STATED GOAL>
Set down, in full, every record in the block.

═══ GIVEN ENTRIES ═══

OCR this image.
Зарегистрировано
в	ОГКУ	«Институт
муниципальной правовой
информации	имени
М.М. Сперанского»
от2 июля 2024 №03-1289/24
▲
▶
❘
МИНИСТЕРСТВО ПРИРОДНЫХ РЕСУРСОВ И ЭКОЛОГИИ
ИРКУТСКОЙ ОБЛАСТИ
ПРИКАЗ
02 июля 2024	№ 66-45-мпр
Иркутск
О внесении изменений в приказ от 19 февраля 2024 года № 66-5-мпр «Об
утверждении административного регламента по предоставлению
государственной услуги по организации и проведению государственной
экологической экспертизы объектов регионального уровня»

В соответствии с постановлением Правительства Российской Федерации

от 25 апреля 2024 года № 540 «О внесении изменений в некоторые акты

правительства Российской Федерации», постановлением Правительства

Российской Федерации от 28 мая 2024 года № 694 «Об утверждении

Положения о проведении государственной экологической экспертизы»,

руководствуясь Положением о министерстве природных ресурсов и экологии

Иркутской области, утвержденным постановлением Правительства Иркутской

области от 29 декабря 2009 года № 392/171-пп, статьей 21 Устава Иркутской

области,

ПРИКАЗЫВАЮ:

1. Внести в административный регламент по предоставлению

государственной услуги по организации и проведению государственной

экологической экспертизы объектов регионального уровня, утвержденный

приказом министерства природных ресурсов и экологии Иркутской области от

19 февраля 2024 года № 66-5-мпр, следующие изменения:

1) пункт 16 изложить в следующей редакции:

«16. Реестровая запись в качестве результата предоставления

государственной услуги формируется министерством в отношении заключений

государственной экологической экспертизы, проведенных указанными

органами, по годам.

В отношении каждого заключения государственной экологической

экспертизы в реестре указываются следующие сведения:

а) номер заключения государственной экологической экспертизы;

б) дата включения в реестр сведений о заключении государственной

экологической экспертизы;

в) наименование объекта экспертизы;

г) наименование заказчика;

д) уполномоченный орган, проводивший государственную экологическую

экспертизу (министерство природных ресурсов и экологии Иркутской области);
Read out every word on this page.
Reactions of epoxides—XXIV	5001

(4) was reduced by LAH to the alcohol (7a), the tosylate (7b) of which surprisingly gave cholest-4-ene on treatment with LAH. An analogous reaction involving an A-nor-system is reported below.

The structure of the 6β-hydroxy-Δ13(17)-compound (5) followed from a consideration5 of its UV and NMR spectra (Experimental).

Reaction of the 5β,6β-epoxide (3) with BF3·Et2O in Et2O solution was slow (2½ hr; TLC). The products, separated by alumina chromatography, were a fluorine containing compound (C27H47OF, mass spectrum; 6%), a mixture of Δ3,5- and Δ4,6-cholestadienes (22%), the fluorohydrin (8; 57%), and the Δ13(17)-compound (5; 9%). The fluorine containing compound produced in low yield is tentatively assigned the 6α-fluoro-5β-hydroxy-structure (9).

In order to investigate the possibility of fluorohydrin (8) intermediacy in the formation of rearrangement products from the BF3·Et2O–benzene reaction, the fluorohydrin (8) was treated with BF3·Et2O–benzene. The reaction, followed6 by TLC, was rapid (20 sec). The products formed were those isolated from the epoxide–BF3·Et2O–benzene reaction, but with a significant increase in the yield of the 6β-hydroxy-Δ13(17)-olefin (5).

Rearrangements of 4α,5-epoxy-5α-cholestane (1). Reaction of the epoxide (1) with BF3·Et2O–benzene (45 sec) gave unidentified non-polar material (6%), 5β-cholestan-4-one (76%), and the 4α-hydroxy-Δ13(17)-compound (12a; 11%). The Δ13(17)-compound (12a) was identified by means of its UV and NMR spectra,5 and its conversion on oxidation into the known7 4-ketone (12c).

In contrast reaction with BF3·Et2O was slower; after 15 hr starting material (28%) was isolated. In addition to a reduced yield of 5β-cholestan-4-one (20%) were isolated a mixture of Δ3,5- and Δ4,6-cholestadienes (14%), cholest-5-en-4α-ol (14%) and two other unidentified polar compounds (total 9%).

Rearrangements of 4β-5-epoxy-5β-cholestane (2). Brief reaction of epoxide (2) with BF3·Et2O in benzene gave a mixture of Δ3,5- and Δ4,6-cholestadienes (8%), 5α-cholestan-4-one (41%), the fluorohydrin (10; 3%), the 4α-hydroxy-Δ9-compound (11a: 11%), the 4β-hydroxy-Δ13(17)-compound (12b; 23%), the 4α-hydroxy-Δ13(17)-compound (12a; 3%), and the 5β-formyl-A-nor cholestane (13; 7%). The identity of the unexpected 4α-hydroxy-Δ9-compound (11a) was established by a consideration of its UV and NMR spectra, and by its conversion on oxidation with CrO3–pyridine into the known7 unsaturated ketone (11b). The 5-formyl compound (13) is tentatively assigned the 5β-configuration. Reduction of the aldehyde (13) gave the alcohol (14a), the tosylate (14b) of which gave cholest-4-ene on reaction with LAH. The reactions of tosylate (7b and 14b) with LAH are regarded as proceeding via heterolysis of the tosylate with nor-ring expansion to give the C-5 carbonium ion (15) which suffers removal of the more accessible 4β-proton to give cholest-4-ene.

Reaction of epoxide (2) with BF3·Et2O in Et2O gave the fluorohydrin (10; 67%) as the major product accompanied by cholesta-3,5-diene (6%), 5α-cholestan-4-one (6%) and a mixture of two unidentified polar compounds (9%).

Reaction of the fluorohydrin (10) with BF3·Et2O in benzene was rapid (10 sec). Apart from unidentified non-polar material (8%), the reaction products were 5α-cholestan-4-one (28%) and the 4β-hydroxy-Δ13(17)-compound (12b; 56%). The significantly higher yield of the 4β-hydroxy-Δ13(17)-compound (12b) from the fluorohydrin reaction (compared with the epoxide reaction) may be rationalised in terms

═══

EXERCISE RESULT>
OCR this image.
Зарегистрировано
в	ОГКУ	«Институт
муниципальной правовой
информации	имени
М.М. Сперанского»
от2 июля 2024 №03-1289/24
▲
▶
❘
МИНИСТЕРСТВО ПРИРОДНЫХ РЕСУРСОВ И ЭКОЛОГИИ
ИРКУТСКОЙ ОБЛАСТИ
ПРИКАЗ
02 июля 2024	№ 66-45-мпр
Иркутск
О внесении изменений в приказ от 19 февраля 2024 года № 66-5-мпр «Об
утверждении административного регламента по предоставлению
государственной услуги по организации и проведению государственной
экологической экспертизы объектов регионального уровня»

В соответствии с постановлением Правительства Российской Федерации

от 25 апреля 2024 года № 540 «О внесении изменений в некоторые акты

правительства Российской Федерации», постановлением Правительства

Российской Федерации от 28 мая 2024 года № 694 «Об утверждении

Положения о проведении государственной экологической экспертизы»,

руководствуясь Положением о министерстве природных ресурсов и экологии

Иркутской области, утвержденным постановлением Правительства Иркутской

области от 29 декабря 2009 года № 392/171-пп, статьей 21 Устава Иркутской

области,

ПРИКАЗЫВАЮ:

1. Внести в административный регламент по предоставлению

государственной услуги по организации и проведению государственной

экологической экспертизы объектов регионального уровня, утвержденный

приказом министерства природных ресурсов и экологии Иркутской области от

19 февраля 2024 года № 66-5-мпр, следующие изменения:

1) пункт 16 изложить в следующей редакции:

«16. Реестровая запись в качестве результата предоставления

государственной услуги формируется министерством в отношении заключений

государственной экологической экспертизы, проведенных указанными

органами, по годам.

В отношении каждого заключения государственной экологической

экспертизы в реестре указываются следующие сведения:

а) номер заключения государственной экологической экспертизы;

б) дата включения в реестр сведений о заключении государственной

экологической экспертизы;

в) наименование объекта экспертизы;

г) наименование заказчика;

д) уполномоченный орган, проводивший государственную экологическую

экспертизу (министерство природных ресурсов и экологии Иркутской области);
Read out every word on this page.
Reactions of epoxides—XXIV	5001

(4) was reduced by LAH to the alcohol (7a), the tosylate (7b) of which surprisingly gave cholest-4-ene on treatment with LAH. An analogous reaction involving an A-nor-system is reported below.

The structure of the 6β-hydroxy-Δ13(17)-compound (5) followed from a consideration5 of its UV and NMR spectra (Experimental).

Reaction of the 5β,6β-epoxide (3) with BF3·Et2O in Et2O solution was slow (2½ hr; TLC). The products, separated by alumina chromatography, were a fluorine containing compound (C27H47OF, mass spectrum; 6%), a mixture of Δ3,5- and Δ4,6-cholestadienes (22%), the fluorohydrin (8; 57%), and the Δ13(17)-compound (5; 9%). The fluorine containing compound produced in low yield is tentatively assigned the 6α-fluoro-5β-hydroxy-structure (9).

In order to investigate the possibility of fluorohydrin (8) intermediacy in the formation of rearrangement products from the BF3·Et2O–benzene reaction, the fluorohydrin (8) was treated with BF3·Et2O–benzene. The reaction, followed6 by TLC, was rapid (20 sec). The products formed were those isolated from the epoxide–BF3·Et2O–benzene reaction, but with a significant increase in the yield of the 6β-hydroxy-Δ13(17)-olefin (5).

Rearrangements of 4α,5-epoxy-5α-cholestane (1). Reaction of the epoxide (1) with BF3·Et2O–benzene (45 sec) gave unidentified non-polar material (6%), 5β-cholestan-4-one (76%), and the 4α-hydroxy-Δ13(17)-compound (12a; 11%). The Δ13(17)-compound (12a) was identified by means of its UV and NMR spectra,5 and its conversion on oxidation into the known7 4-ketone (12c).

In contrast reaction with BF3·Et2O was slower; after 15 hr starting material (28%) was isolated. In addition to a reduced yield of 5β-cholestan-4-one (20%) were isolated a mixture of Δ3,5- and Δ4,6-cholestadienes (14%), cholest-5-en-4α-ol (14%) and two other unidentified polar compounds (total 9%).

Rearrangements of 4β-5-epoxy-5β-cholestane (2). Brief reaction of epoxide (2) with BF3·Et2O in benzene gave a mixture of Δ3,5- and Δ4,6-cholestadienes (8%), 5α-cholestan-4-one (41%), the fluorohydrin (10; 3%), the 4α-hydroxy-Δ9-compound (11a: 11%), the 4β-hydroxy-Δ13(17)-compound (12b; 23%), the 4α-hydroxy-Δ13(17)-compound (12a; 3%), and the 5β-formyl-A-nor cholestane (13; 7%). The identity of the unexpected 4α-hydroxy-Δ9-compound (11a) was established by a consideration of its UV and NMR spectra, and by its conversion on oxidation with CrO3–pyridine into the known7 unsaturated ketone (11b). The 5-formyl compound (13) is tentatively assigned the 5β-configuration. Reduction of the aldehyde (13) gave the alcohol (14a), the tosylate (14b) of which gave cholest-4-ene on reaction with LAH. The reactions of tosylate (7b and 14b) with LAH are regarded as proceeding via heterolysis of the tosylate with nor-ring expansion to give the C-5 carbonium ion (15) which suffers removal of the more accessible 4β-proton to give cholest-4-ene.

Reaction of epoxide (2) with BF3·Et2O in Et2O gave the fluorohydrin (10; 67%) as the major product accompanied by cholesta-3,5-diene (6%), 5α-cholestan-4-one (6%) and a mixture of two unidentified polar compounds (9%).

Reaction of the fluorohydrin (10) with BF3·Et2O in benzene was rapid (10 sec). Apart from unidentified non-polar material (8%), the reaction products were 5α-cholestan-4-one (28%) and the 4β-hydroxy-Δ13(17)-compound (12b; 56%). The significantly higher yield of the 4β-hydroxy-Δ13(17)-compound (12b) from the fluorohydrin reaction (compared with the epoxide reaction) may be rationalised in terms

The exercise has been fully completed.